**DIRECTIVE:** Leave out the pictures; transcribe all else exactly.

**SUPPLIED INFORMATION:**
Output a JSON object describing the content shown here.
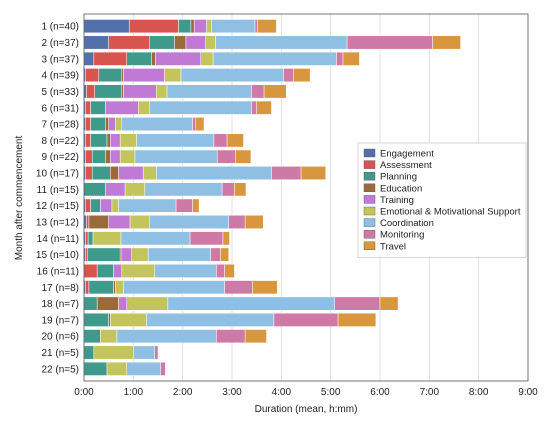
{
  "chart_data": {
    "type": "bar",
    "orientation": "horizontal",
    "stacked": true,
    "xlabel": "Duration (mean, h:mm)",
    "ylabel": "Month after commencement",
    "xlim": [
      0,
      540
    ],
    "x_unit": "minutes",
    "xticks": [
      0,
      60,
      120,
      180,
      240,
      300,
      360,
      420,
      480,
      540
    ],
    "xtick_labels": [
      "0:00",
      "1:00",
      "2:00",
      "3:00",
      "4:00",
      "5:00",
      "6:00",
      "7:00",
      "8:00",
      "9:00"
    ],
    "grid": "vertical",
    "legend_position": "right",
    "categories": [
      "1 (n=40)",
      "2 (n=37)",
      "3 (n=37)",
      "4 (n=39)",
      "5 (n=33)",
      "6 (n=31)",
      "7 (n=28)",
      "8 (n=22)",
      "9 (n=22)",
      "10 (n=17)",
      "11 (n=15)",
      "12 (n=15)",
      "13 (n=12)",
      "14 (n=11)",
      "15 (n=10)",
      "16 (n=11)",
      "17 (n=8)",
      "18 (n=7)",
      "19 (n=7)",
      "20 (n=6)",
      "21 (n=5)",
      "22 (n=5)"
    ],
    "series": [
      {
        "name": "Engagement",
        "color": "#5470ab",
        "values": [
          55,
          30,
          12,
          2,
          3,
          2,
          2,
          2,
          2,
          2,
          0,
          2,
          3,
          2,
          2,
          0,
          2,
          0,
          0,
          0,
          0,
          0
        ]
      },
      {
        "name": "Assessment",
        "color": "#d9534f",
        "values": [
          60,
          50,
          40,
          16,
          10,
          6,
          6,
          6,
          8,
          8,
          0,
          6,
          3,
          3,
          2,
          16,
          4,
          0,
          0,
          0,
          0,
          0
        ]
      },
      {
        "name": "Planning",
        "color": "#3f9a8b",
        "values": [
          15,
          30,
          30,
          28,
          33,
          18,
          18,
          20,
          16,
          22,
          26,
          12,
          0,
          6,
          40,
          20,
          30,
          16,
          30,
          20,
          12,
          28
        ]
      },
      {
        "name": "Education",
        "color": "#9a6a3a",
        "values": [
          4,
          14,
          5,
          2,
          2,
          0,
          4,
          4,
          6,
          10,
          0,
          0,
          24,
          0,
          2,
          0,
          2,
          26,
          2,
          0,
          0,
          0
        ]
      },
      {
        "name": "Training",
        "color": "#c07ad6",
        "values": [
          15,
          24,
          55,
          50,
          40,
          40,
          8,
          12,
          12,
          30,
          24,
          14,
          26,
          0,
          12,
          10,
          0,
          10,
          0,
          0,
          0,
          0
        ]
      },
      {
        "name": "Emotional & Motivational Support",
        "color": "#c3c45c",
        "values": [
          6,
          12,
          15,
          20,
          13,
          14,
          8,
          20,
          18,
          16,
          24,
          8,
          24,
          34,
          20,
          40,
          10,
          50,
          44,
          20,
          48,
          24
        ]
      },
      {
        "name": "Coordination",
        "color": "#8fc0e3",
        "values": [
          53,
          160,
          150,
          125,
          103,
          124,
          86,
          94,
          100,
          140,
          94,
          70,
          96,
          84,
          76,
          75,
          123,
          203,
          155,
          121,
          26,
          41
        ]
      },
      {
        "name": "Monitoring",
        "color": "#cf79a6",
        "values": [
          3,
          104,
          8,
          12,
          15,
          6,
          4,
          16,
          22,
          36,
          15,
          20,
          20,
          40,
          12,
          10,
          34,
          55,
          78,
          35,
          4,
          6
        ]
      },
      {
        "name": "Travel",
        "color": "#d8963f",
        "values": [
          23,
          34,
          20,
          20,
          27,
          18,
          10,
          20,
          19,
          30,
          14,
          8,
          22,
          8,
          10,
          12,
          30,
          22,
          46,
          26,
          0,
          0
        ]
      }
    ]
  }
}
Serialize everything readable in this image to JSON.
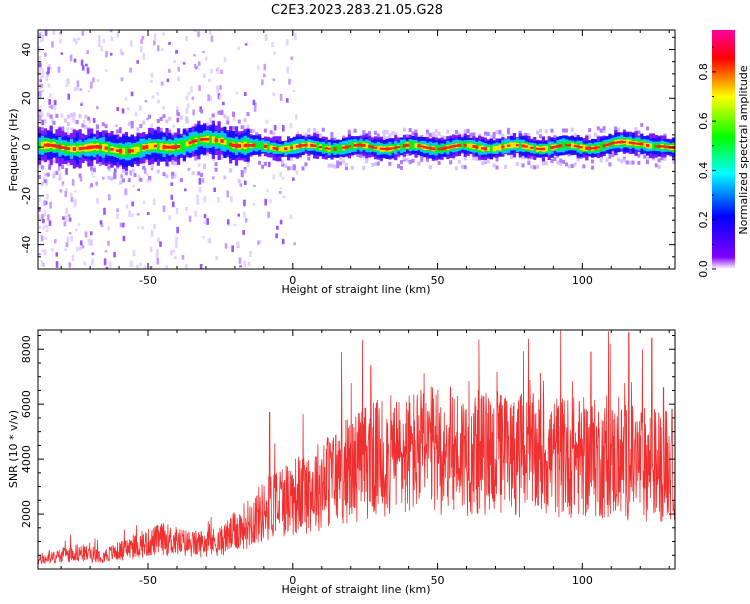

**EXERCISE ANSWER:**
Output a JSON object describing the content shown here.
{
  "chart_data": {
    "type": "bar",
    "orientation": "horizontal",
    "stacked": true,
    "xlabel": "Duration (mean, h:mm)",
    "ylabel": "Month after commencement",
    "xlim": [
      0,
      540
    ],
    "x_unit": "minutes",
    "xticks": [
      0,
      60,
      120,
      180,
      240,
      300,
      360,
      420,
      480,
      540
    ],
    "xtick_labels": [
      "0:00",
      "1:00",
      "2:00",
      "3:00",
      "4:00",
      "5:00",
      "6:00",
      "7:00",
      "8:00",
      "9:00"
    ],
    "grid": "vertical",
    "legend_position": "right",
    "categories": [
      "1 (n=40)",
      "2 (n=37)",
      "3 (n=37)",
      "4 (n=39)",
      "5 (n=33)",
      "6 (n=31)",
      "7 (n=28)",
      "8 (n=22)",
      "9 (n=22)",
      "10 (n=17)",
      "11 (n=15)",
      "12 (n=15)",
      "13 (n=12)",
      "14 (n=11)",
      "15 (n=10)",
      "16 (n=11)",
      "17 (n=8)",
      "18 (n=7)",
      "19 (n=7)",
      "20 (n=6)",
      "21 (n=5)",
      "22 (n=5)"
    ],
    "series": [
      {
        "name": "Engagement",
        "color": "#5470ab",
        "values": [
          55,
          30,
          12,
          2,
          3,
          2,
          2,
          2,
          2,
          2,
          0,
          2,
          3,
          2,
          2,
          0,
          2,
          0,
          0,
          0,
          0,
          0
        ]
      },
      {
        "name": "Assessment",
        "color": "#d9534f",
        "values": [
          60,
          50,
          40,
          16,
          10,
          6,
          6,
          6,
          8,
          8,
          0,
          6,
          3,
          3,
          2,
          16,
          4,
          0,
          0,
          0,
          0,
          0
        ]
      },
      {
        "name": "Planning",
        "color": "#3f9a8b",
        "values": [
          15,
          30,
          30,
          28,
          33,
          18,
          18,
          20,
          16,
          22,
          26,
          12,
          0,
          6,
          40,
          20,
          30,
          16,
          30,
          20,
          12,
          28
        ]
      },
      {
        "name": "Education",
        "color": "#9a6a3a",
        "values": [
          4,
          14,
          5,
          2,
          2,
          0,
          4,
          4,
          6,
          10,
          0,
          0,
          24,
          0,
          2,
          0,
          2,
          26,
          2,
          0,
          0,
          0
        ]
      },
      {
        "name": "Training",
        "color": "#c07ad6",
        "values": [
          15,
          24,
          55,
          50,
          40,
          40,
          8,
          12,
          12,
          30,
          24,
          14,
          26,
          0,
          12,
          10,
          0,
          10,
          0,
          0,
          0,
          0
        ]
      },
      {
        "name": "Emotional & Motivational Support",
        "color": "#c3c45c",
        "values": [
          6,
          12,
          15,
          20,
          13,
          14,
          8,
          20,
          18,
          16,
          24,
          8,
          24,
          34,
          20,
          40,
          10,
          50,
          44,
          20,
          48,
          24
        ]
      },
      {
        "name": "Coordination",
        "color": "#8fc0e3",
        "values": [
          53,
          160,
          150,
          125,
          103,
          124,
          86,
          94,
          100,
          140,
          94,
          70,
          96,
          84,
          76,
          75,
          123,
          203,
          155,
          121,
          26,
          41
        ]
      },
      {
        "name": "Monitoring",
        "color": "#cf79a6",
        "values": [
          3,
          104,
          8,
          12,
          15,
          6,
          4,
          16,
          22,
          36,
          15,
          20,
          20,
          40,
          12,
          10,
          34,
          55,
          78,
          35,
          4,
          6
        ]
      },
      {
        "name": "Travel",
        "color": "#d8963f",
        "values": [
          23,
          34,
          20,
          20,
          27,
          18,
          10,
          20,
          19,
          30,
          14,
          8,
          22,
          8,
          10,
          12,
          30,
          22,
          46,
          26,
          0,
          0
        ]
      }
    ]
  }
}
Serialize everything readable in this image to JSON.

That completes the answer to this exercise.